[What to work on]
Print exactly the lines from the one containing "What does this" through the last line of the records below, both included, and nothing else; omit any pictures.

[Data excerpts]

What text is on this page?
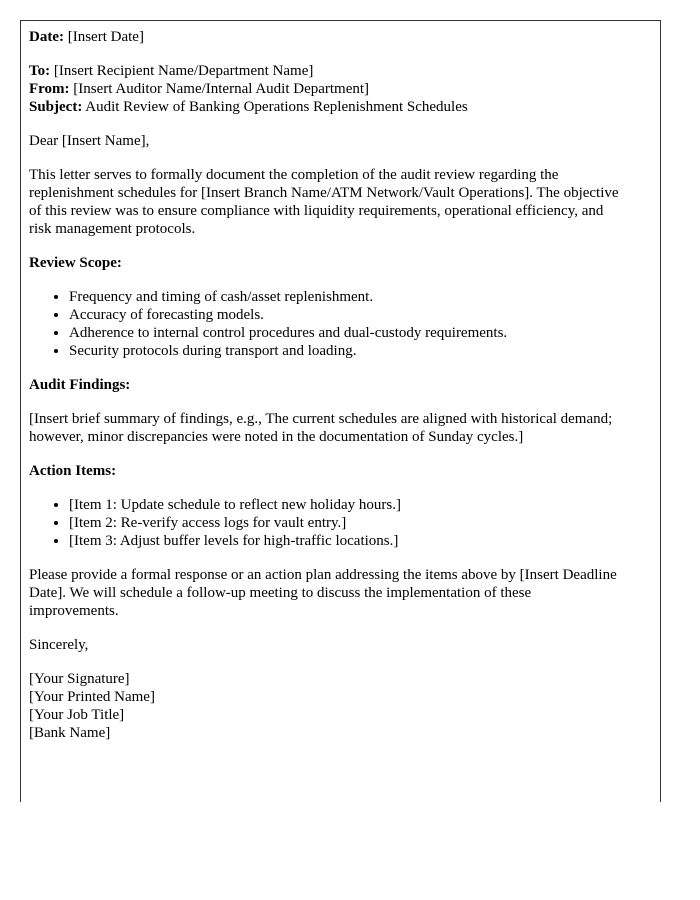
Date: [Insert Date]

To: [Insert Recipient Name/Department Name]
From: [Insert Auditor Name/Internal Audit Department]
Subject: Audit Review of Banking Operations Replenishment Schedules

Dear [Insert Name],

This letter serves to formally document the completion of the audit review regarding the replenishment schedules for [Insert Branch Name/ATM Network/Vault Operations]. The objective of this review was to ensure compliance with liquidity requirements, operational efficiency, and risk management protocols.

Review Scope:
• Frequency and timing of cash/asset replenishment.
• Accuracy of forecasting models.
• Adherence to internal control procedures and dual-custody requirements.
• Security protocols during transport and loading.
Audit Findings:

[Insert brief summary of findings, e.g., The current schedules are aligned with historical demand; however, minor discrepancies were noted in the documentation of Sunday cycles.]

Action Items:
• [Item 1: Update schedule to reflect new holiday hours.]
• [Item 2: Re-verify access logs for vault entry.]
• [Item 3: Adjust buffer levels for high-traffic locations.]

Please provide a formal response or an action plan addressing the items above by [Insert Deadline Date]. We will schedule a follow-up meeting to discuss the implementation of these improvements.

Sincerely,

[Your Signature]
[Your Printed Name]
[Your Job Title]
[Bank Name]
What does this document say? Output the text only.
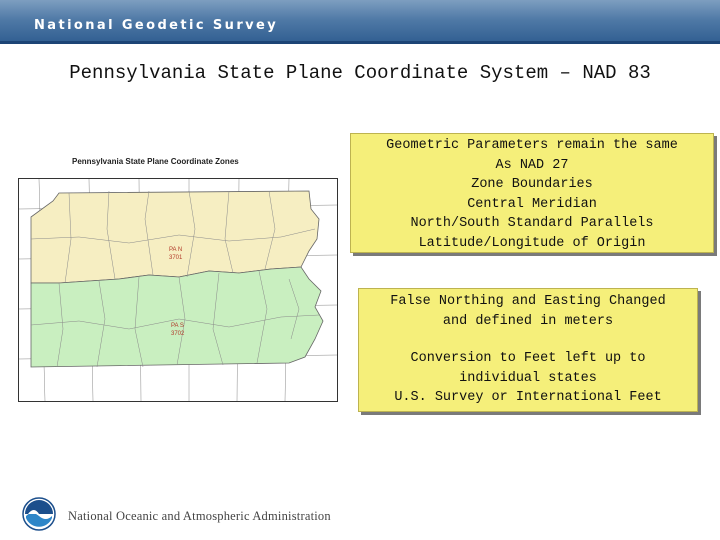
National Geodetic Survey
Pennsylvania State Plane Coordinate System – NAD 83
Pennsylvania State Plane Coordinate Zones
PA N
3701
PA S
3702
Geometric Parameters remain the same
As NAD 27
Zone Boundaries
Central Meridian
North/South Standard Parallels
Latitude/Longitude of Origin
False Northing and Easting Changed
and defined in meters
Conversion to Feet left up to
individual states
U.S. Survey or International Feet
National Oceanic and Atmospheric Administration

[Final result]
What does this document say? Output the text only.
National Geodetic Survey
Pennsylvania State Plane Coordinate System – NAD 83
Pennsylvania State Plane Coordinate Zones
PA N
3701
PA S
3702
Geometric Parameters remain the same
As NAD 27
Zone Boundaries
Central Meridian
North/South Standard Parallels
Latitude/Longitude of Origin
False Northing and Easting Changed
and defined in meters
Conversion to Feet left up to
individual states
U.S. Survey or International Feet
National Oceanic and Atmospheric Administration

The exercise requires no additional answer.